Türkiye’nin yetiştirdiği Usta Bağlama Sanatçılarından Müzikolog Aranjör Ahmet Koç, Haberes Dergisi’nin 54’ncü sayısına konuk oldu.

Yazarımız Cem Aksu’ya çarpıcı açıklamalarda bulunan Koç; “Sanatçı, şarkıcı ve yorumcu kavramının hakkının verildiğini düşünmüyorum. Tabii ki herkesin şarkı söylemeye ve beste yapmaya hakkı var ama bunu yaparken sanatı değersizleştirmemek gerekir” dedi.

 Ahmet Bey dergimize hoş geldiniz. Bize kendinizden bahseder misiniz? Nerede doğdunuz? Nasıl bir ailede büyüdünüz? Çocukluğunuz nasıl geçti?

Merhaba. Hoş bulduk.1968 yılında İstanbul da doğdum. Çocukluğum o zaman ki her çocuk gibi eğlenceli geçti. Kendi ürettiğimiz oyuncaklarla oynuyorduk, malum o zaman bilgisayar yok. Bir de müziğe çok meraklı olduğum için, babamın bana yaptığı cura sazı ile çok vakit geçiriyordum. Sanıyorum bugünün temellerini o zaman atmaya başlamıştım. En önemlisi, babamın müzik dükkânına gelen halk ozanları ve diğer sanatçıları hayranlıkla izler ve bende ileride bende  böyle olacağım diye hayaller kurardım.

 Müziğe olan ilginiz nasıl ortaya çıktı? Sizi fark eden ve ya yönlendiren oldu mu? Bağlamayı nasıl seçtiniz?

Çocukluğum daha öncede söylediğim gibi babamın müzik dükkânında geçti. Dolayısıyla müziğin içinde yaşıyordum. Hatta sınıfta da müzik kolu başkanıydım. Dükkânımıza gelen sanatçılar bana saz çaldırır ve çok yetenekli olduğumu söylerlerdi. Yine böyle bir günde o zaman hem radyo sanatçısı hem de konservatuvar da hoca olan Şenel Önaldı babama ısrarla beni konservatuara almak istediklerini hatta çok yakında giriş sınavı olduğunu söyleyince babamın kafasına yattı ve ben sınava girdim, çok iyi bir derece ile Konservatuara başladım. Orta, lise ve Üniversite ile 11 yıl burada eğitim aldım.

 Bağlamanın her ne kadar halk müziğimize ait gibi görünse de çok farklı müzik türlerinde de kullanıldığını bizlere gösterdiniz. Bu proje nasıl oluştu? Farklı müzik türlerini icra ederken nasıl bir çalış tekniği kullanıyorsunuz?

__________________________________________________

▶ İstenen Görev:
Alıntıya göre:
(a) Ahmet Koç hangi yılda ve hangi şehirde doğdu?
(b) Babası Koç'a hangi sazı yapmıştı?
(c) Koç konservatuvarda toplam kaç yıl eğitim aldı?

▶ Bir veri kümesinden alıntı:
__________________________________________________

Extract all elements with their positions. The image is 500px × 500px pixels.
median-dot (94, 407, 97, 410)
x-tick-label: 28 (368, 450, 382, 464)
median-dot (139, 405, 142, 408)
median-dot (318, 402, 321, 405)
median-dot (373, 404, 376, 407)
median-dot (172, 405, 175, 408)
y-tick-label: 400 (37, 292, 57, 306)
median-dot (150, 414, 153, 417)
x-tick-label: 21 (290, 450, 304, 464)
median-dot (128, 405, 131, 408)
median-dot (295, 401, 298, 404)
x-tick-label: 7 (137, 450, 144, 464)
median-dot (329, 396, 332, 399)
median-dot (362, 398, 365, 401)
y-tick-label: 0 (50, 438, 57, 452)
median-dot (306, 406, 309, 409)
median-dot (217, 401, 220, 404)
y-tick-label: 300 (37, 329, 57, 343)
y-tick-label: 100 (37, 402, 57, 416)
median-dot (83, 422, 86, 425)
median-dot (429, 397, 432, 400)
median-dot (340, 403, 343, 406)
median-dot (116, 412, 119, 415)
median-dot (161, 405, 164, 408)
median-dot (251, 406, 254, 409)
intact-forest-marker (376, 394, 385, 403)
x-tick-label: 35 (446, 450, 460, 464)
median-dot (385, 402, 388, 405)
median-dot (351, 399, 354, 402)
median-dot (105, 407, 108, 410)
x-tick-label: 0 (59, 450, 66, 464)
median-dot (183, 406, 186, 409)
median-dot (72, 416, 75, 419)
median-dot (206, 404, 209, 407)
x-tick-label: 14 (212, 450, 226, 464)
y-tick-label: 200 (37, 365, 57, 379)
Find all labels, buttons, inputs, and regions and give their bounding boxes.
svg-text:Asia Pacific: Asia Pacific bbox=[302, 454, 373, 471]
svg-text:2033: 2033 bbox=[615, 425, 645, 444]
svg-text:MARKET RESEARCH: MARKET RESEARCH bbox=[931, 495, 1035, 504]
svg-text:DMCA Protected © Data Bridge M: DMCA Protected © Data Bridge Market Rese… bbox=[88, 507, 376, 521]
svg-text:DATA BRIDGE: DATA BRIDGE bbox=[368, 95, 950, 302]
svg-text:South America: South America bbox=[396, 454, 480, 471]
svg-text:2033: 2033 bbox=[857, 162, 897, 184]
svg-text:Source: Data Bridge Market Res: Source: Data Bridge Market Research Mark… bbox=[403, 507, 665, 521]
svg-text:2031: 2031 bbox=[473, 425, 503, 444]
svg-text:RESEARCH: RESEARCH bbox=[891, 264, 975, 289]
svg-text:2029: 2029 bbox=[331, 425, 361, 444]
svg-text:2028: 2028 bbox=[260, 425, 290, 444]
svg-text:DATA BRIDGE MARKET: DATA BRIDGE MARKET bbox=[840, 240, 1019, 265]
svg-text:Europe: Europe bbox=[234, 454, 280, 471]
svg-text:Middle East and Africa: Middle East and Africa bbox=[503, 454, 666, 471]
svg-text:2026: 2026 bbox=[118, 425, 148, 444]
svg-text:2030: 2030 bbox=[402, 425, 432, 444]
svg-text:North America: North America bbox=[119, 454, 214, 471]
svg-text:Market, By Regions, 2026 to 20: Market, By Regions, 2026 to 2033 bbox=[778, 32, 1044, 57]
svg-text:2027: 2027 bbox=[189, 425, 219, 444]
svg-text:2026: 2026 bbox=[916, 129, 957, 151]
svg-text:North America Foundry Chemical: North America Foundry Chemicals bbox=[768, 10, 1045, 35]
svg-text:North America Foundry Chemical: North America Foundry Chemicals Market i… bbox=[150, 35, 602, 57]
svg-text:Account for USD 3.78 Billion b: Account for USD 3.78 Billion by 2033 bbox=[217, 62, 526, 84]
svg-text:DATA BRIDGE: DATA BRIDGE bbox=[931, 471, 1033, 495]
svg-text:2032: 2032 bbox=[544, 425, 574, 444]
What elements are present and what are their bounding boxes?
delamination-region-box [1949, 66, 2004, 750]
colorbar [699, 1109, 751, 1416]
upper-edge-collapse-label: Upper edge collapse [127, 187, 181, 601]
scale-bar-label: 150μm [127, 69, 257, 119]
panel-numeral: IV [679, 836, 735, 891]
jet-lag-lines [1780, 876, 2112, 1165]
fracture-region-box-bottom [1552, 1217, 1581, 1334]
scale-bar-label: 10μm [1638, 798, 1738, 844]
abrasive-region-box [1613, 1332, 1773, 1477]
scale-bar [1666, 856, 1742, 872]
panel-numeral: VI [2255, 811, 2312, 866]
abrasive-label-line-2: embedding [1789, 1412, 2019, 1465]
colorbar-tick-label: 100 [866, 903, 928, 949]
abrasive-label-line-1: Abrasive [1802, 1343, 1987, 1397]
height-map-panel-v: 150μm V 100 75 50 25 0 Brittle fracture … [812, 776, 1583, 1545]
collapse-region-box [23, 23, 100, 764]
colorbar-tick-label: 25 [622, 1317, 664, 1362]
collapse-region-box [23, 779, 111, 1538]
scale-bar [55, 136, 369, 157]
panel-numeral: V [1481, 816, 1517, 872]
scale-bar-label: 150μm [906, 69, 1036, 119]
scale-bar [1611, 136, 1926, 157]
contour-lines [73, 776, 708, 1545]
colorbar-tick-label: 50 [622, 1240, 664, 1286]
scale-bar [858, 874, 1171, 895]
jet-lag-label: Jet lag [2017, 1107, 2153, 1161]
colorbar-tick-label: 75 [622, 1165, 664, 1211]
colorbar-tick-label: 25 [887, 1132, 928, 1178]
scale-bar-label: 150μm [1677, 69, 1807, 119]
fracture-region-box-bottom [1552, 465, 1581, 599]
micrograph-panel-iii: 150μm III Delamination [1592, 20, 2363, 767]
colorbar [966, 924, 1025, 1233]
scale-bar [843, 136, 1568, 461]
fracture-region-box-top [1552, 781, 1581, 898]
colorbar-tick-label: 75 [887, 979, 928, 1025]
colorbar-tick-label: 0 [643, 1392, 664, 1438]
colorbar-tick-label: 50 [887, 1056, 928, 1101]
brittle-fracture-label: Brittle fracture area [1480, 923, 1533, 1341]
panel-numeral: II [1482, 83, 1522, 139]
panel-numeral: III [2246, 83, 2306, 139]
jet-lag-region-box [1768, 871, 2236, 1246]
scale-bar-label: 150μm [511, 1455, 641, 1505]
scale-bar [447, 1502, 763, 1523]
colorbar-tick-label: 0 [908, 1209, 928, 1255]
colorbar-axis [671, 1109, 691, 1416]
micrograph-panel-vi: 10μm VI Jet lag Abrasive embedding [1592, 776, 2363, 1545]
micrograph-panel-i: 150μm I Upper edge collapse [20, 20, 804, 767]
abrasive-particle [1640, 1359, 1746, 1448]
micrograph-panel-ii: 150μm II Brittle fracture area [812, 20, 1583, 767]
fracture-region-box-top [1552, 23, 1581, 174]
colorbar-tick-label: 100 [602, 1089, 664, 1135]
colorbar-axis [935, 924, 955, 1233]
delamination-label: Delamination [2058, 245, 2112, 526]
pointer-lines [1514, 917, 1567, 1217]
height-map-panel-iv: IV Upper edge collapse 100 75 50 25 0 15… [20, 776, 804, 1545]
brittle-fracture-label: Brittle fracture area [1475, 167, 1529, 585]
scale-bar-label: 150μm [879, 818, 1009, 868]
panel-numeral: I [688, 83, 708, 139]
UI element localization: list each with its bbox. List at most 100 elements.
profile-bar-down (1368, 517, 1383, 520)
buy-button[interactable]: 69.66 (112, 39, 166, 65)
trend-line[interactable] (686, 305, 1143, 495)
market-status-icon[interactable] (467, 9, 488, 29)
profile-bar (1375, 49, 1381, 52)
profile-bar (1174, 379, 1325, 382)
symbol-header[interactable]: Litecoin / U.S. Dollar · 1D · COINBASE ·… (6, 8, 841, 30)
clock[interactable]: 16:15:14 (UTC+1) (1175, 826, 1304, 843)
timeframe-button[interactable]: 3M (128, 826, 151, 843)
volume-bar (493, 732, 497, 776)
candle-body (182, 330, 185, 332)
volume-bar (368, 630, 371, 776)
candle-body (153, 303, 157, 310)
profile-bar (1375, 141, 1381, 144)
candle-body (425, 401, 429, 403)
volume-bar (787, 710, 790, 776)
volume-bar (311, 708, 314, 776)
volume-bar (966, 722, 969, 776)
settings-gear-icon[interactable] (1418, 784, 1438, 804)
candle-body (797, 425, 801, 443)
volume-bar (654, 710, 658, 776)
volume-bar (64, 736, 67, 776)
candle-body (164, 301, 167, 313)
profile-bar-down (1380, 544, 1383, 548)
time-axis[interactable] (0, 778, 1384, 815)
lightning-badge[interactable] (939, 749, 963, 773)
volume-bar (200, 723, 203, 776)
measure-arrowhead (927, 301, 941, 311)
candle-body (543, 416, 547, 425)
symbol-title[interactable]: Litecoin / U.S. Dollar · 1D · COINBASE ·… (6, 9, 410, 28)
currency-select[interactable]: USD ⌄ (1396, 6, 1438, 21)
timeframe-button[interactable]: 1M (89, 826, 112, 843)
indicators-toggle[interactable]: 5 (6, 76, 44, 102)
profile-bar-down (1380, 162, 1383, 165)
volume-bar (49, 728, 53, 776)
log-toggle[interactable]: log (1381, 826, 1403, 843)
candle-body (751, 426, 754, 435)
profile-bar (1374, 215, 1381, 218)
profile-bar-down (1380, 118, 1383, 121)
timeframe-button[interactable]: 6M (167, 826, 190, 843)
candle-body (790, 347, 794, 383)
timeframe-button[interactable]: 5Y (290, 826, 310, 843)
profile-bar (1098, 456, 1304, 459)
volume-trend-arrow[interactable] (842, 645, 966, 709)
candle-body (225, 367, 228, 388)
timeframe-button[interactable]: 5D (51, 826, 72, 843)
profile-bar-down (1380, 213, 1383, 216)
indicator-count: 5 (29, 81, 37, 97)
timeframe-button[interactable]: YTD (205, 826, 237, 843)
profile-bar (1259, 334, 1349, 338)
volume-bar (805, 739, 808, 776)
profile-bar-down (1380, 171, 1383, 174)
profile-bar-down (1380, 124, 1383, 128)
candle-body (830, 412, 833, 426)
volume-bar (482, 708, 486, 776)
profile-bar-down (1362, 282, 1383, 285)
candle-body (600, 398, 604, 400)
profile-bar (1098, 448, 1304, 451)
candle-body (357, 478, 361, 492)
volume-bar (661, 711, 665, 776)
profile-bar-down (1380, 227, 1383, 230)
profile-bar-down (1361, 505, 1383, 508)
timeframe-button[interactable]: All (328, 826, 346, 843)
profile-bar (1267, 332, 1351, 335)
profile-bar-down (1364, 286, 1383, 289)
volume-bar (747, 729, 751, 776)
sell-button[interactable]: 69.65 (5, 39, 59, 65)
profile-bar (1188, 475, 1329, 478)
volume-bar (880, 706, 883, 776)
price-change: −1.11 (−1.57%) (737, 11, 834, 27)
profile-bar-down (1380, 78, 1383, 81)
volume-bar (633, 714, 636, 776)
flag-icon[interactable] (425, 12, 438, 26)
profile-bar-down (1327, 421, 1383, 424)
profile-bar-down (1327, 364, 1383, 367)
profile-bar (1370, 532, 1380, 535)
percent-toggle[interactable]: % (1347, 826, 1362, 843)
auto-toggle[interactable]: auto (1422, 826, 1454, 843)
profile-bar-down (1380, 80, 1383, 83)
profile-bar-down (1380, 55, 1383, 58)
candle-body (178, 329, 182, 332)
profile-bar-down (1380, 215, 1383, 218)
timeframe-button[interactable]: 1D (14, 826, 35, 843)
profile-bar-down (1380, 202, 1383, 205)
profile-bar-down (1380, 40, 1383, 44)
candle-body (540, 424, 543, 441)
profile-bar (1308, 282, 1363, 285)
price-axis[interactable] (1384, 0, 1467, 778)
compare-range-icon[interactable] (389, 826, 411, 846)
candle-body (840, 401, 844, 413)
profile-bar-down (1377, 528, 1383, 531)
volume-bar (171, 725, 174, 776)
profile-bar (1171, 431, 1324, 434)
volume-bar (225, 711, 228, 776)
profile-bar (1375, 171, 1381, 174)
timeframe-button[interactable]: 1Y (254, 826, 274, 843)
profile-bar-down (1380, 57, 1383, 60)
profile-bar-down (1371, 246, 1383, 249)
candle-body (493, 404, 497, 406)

__________________________________________________

▶ Doğru Yanıt:
(a) 1968'de İstanbul'da.
(b) Cura sazı.
(c) 11 yıl.